** start **

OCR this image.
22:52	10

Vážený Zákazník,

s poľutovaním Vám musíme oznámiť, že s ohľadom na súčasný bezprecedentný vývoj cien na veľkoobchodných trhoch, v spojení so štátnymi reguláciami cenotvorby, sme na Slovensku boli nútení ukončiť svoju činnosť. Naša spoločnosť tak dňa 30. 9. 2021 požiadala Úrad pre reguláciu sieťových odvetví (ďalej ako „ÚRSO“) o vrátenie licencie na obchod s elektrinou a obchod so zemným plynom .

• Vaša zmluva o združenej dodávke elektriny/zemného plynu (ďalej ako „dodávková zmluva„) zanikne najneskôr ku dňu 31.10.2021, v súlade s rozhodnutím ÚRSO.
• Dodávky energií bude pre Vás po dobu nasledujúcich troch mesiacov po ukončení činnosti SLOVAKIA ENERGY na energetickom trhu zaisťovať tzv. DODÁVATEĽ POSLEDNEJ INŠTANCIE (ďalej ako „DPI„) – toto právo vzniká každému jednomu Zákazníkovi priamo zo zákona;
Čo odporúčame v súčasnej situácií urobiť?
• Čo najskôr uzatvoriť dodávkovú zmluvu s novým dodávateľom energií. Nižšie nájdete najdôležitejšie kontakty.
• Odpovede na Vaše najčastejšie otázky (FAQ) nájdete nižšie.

** end **

● **EXERCISE INSTRUCTIONS**: Reproduce each entry from the records above, character for character.

● **ANSWER TO THE PROBLEM**:
OCR this image.
22:52	10

Vážený Zákazník,

s poľutovaním Vám musíme oznámiť, že s ohľadom na súčasný bezprecedentný vývoj cien na veľkoobchodných trhoch, v spojení so štátnymi reguláciami cenotvorby, sme na Slovensku boli nútení ukončiť svoju činnosť. Naša spoločnosť tak dňa 30. 9. 2021 požiadala Úrad pre reguláciu sieťových odvetví (ďalej ako „ÚRSO“) o vrátenie licencie na obchod s elektrinou a obchod so zemným plynom .

• Vaša zmluva o združenej dodávke elektriny/zemného plynu (ďalej ako „dodávková zmluva„) zanikne najneskôr ku dňu 31.10.2021, v súlade s rozhodnutím ÚRSO.
• Dodávky energií bude pre Vás po dobu nasledujúcich troch mesiacov po ukončení činnosti SLOVAKIA ENERGY na energetickom trhu zaisťovať tzv. DODÁVATEĽ POSLEDNEJ INŠTANCIE (ďalej ako „DPI„) – toto právo vzniká každému jednomu Zákazníkovi priamo zo zákona;
Čo odporúčame v súčasnej situácií urobiť?
• Čo najskôr uzatvoriť dodávkovú zmluvu s novým dodávateľom energií. Nižšie nájdete najdôležitejšie kontakty.
• Odpovede na Vaše najčastejšie otázky (FAQ) nájdete nižšie.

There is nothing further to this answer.